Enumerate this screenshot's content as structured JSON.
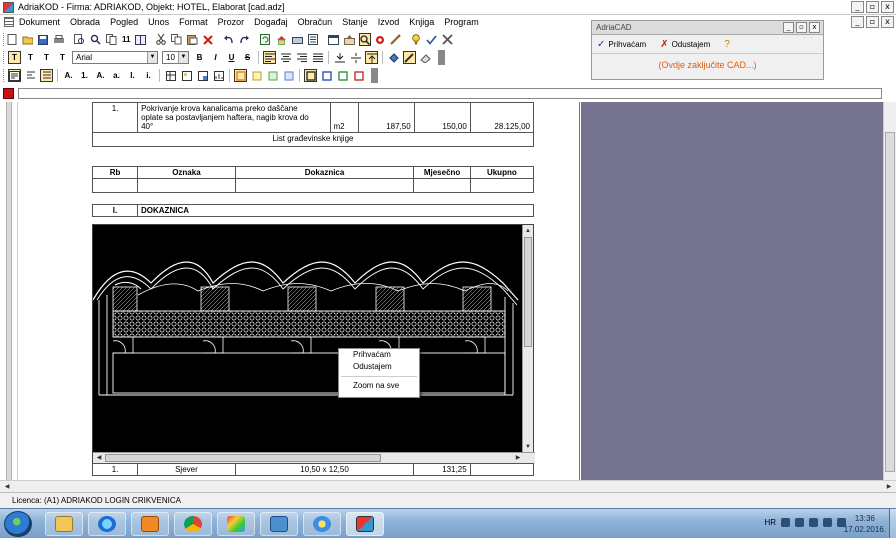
{
  "window": {
    "title": "AdriaKOD - Firma: ADRIAKOD,  Objekt: HOTEL, Elaborat [cad.adz]",
    "controls": [
      "_",
      "▫",
      "x"
    ]
  },
  "menu": {
    "items": [
      "Dokument",
      "Obrada",
      "Pogled",
      "Unos",
      "Format",
      "Prozor",
      "Događaj",
      "Obračun",
      "Stanje",
      "Izvod",
      "Knjiga",
      "Program"
    ]
  },
  "toolbar": {
    "font_name": "Arial",
    "font_size": "10",
    "t_buttons": [
      "T",
      "T",
      "T",
      "T"
    ],
    "style_buttons": [
      "B",
      "I",
      "U",
      "S"
    ],
    "list_buttons": [
      "A.",
      "1.",
      "A.",
      "a.",
      "I.",
      "i."
    ]
  },
  "adriacad": {
    "title": "AdriaCAD",
    "accept_label": "Prihvaćam",
    "cancel_label": "Odustajem",
    "message": "(Ovdje zaključite CAD...)"
  },
  "doc": {
    "item": {
      "rb": "1.",
      "desc": "Pokrivanje krova kanalicama preko daščane oplate sa postavljanjem haftera, nagib krova do 40°",
      "unit": "m2",
      "qty": "187,50",
      "price": "150,00",
      "total": "28.125,00"
    },
    "sheet_label": "List građevinske knjige",
    "headers": [
      "Rb",
      "Oznaka",
      "Dokaznica",
      "Mjesečno",
      "Ukupno"
    ],
    "section_no": "I.",
    "section_title": "DOKAZNICA",
    "bottom_row": {
      "rb": "1.",
      "oznaka": "Sjever",
      "dokaznica": "10,50 x 12,50",
      "mjesecno": "131,25",
      "ukupno": ""
    }
  },
  "context_menu": {
    "items": [
      "Prihvaćam",
      "Odustajem"
    ],
    "zoom": "Zoom na sve"
  },
  "status": {
    "licence": "Licenca: (A1) ADRIAKOD LOGIN CRIKVENICA"
  },
  "taskbar": {
    "language": "HR",
    "time": "13:36",
    "date": "17.02.2016."
  },
  "colors": {
    "purple_bg": "#76738f",
    "cad_bg": "#000000",
    "accent_orange": "#e35b16"
  }
}
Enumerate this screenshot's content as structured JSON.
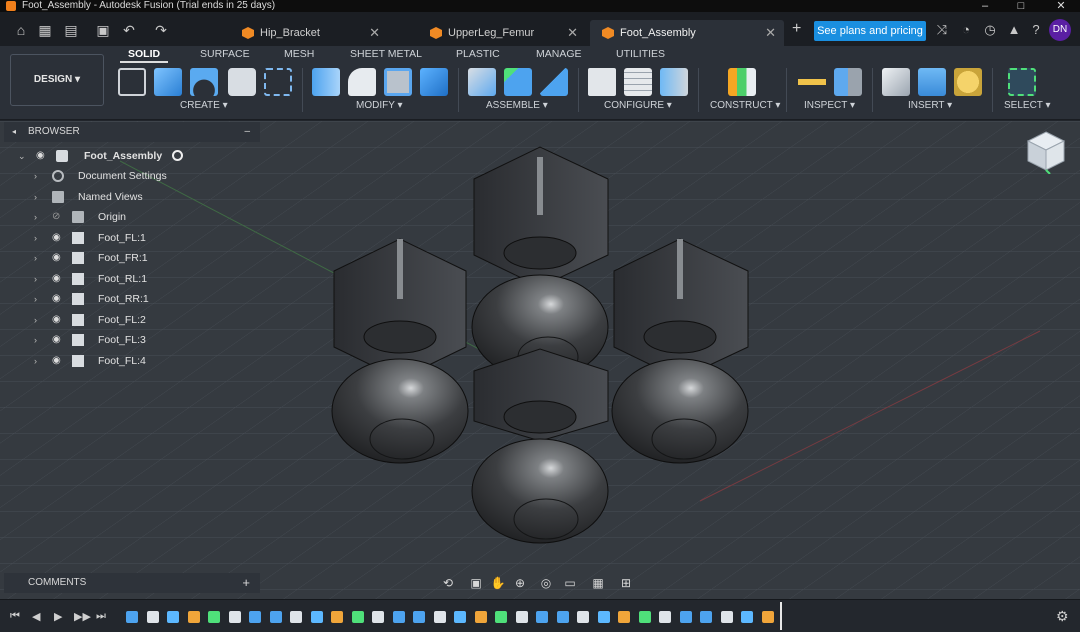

--

▸ **Exercise goal**
Pictures stay out; repeat all the rest of the records exactly.

▸ **Solution for this task**
Enumerate this screenshot's content as structured JSON.
{
  "window": {
    "title": "AdriaKOD - Firma: ADRIAKOD,  Objekt: HOTEL, Elaborat [cad.adz]",
    "controls": [
      "_",
      "▫",
      "x"
    ]
  },
  "menu": {
    "items": [
      "Dokument",
      "Obrada",
      "Pogled",
      "Unos",
      "Format",
      "Prozor",
      "Događaj",
      "Obračun",
      "Stanje",
      "Izvod",
      "Knjiga",
      "Program"
    ]
  },
  "toolbar": {
    "font_name": "Arial",
    "font_size": "10",
    "t_buttons": [
      "T",
      "T",
      "T",
      "T"
    ],
    "style_buttons": [
      "B",
      "I",
      "U",
      "S"
    ],
    "list_buttons": [
      "A.",
      "1.",
      "A.",
      "a.",
      "I.",
      "i."
    ]
  },
  "adriacad": {
    "title": "AdriaCAD",
    "accept_label": "Prihvaćam",
    "cancel_label": "Odustajem",
    "message": "(Ovdje zaključite CAD...)"
  },
  "doc": {
    "item": {
      "rb": "1.",
      "desc": "Pokrivanje krova kanalicama preko daščane oplate sa postavljanjem haftera, nagib krova do 40°",
      "unit": "m2",
      "qty": "187,50",
      "price": "150,00",
      "total": "28.125,00"
    },
    "sheet_label": "List građevinske knjige",
    "headers": [
      "Rb",
      "Oznaka",
      "Dokaznica",
      "Mjesečno",
      "Ukupno"
    ],
    "section_no": "I.",
    "section_title": "DOKAZNICA",
    "bottom_row": {
      "rb": "1.",
      "oznaka": "Sjever",
      "dokaznica": "10,50 x 12,50",
      "mjesecno": "131,25",
      "ukupno": ""
    }
  },
  "context_menu": {
    "items": [
      "Prihvaćam",
      "Odustajem"
    ],
    "zoom": "Zoom na sve"
  },
  "status": {
    "licence": "Licenca: (A1) ADRIAKOD LOGIN CRIKVENICA"
  },
  "taskbar": {
    "language": "HR",
    "time": "13:36",
    "date": "17.02.2016."
  },
  "colors": {
    "purple_bg": "#76738f",
    "cad_bg": "#000000",
    "accent_orange": "#e35b16"
  }
}
Enumerate this screenshot's content as structured JSON.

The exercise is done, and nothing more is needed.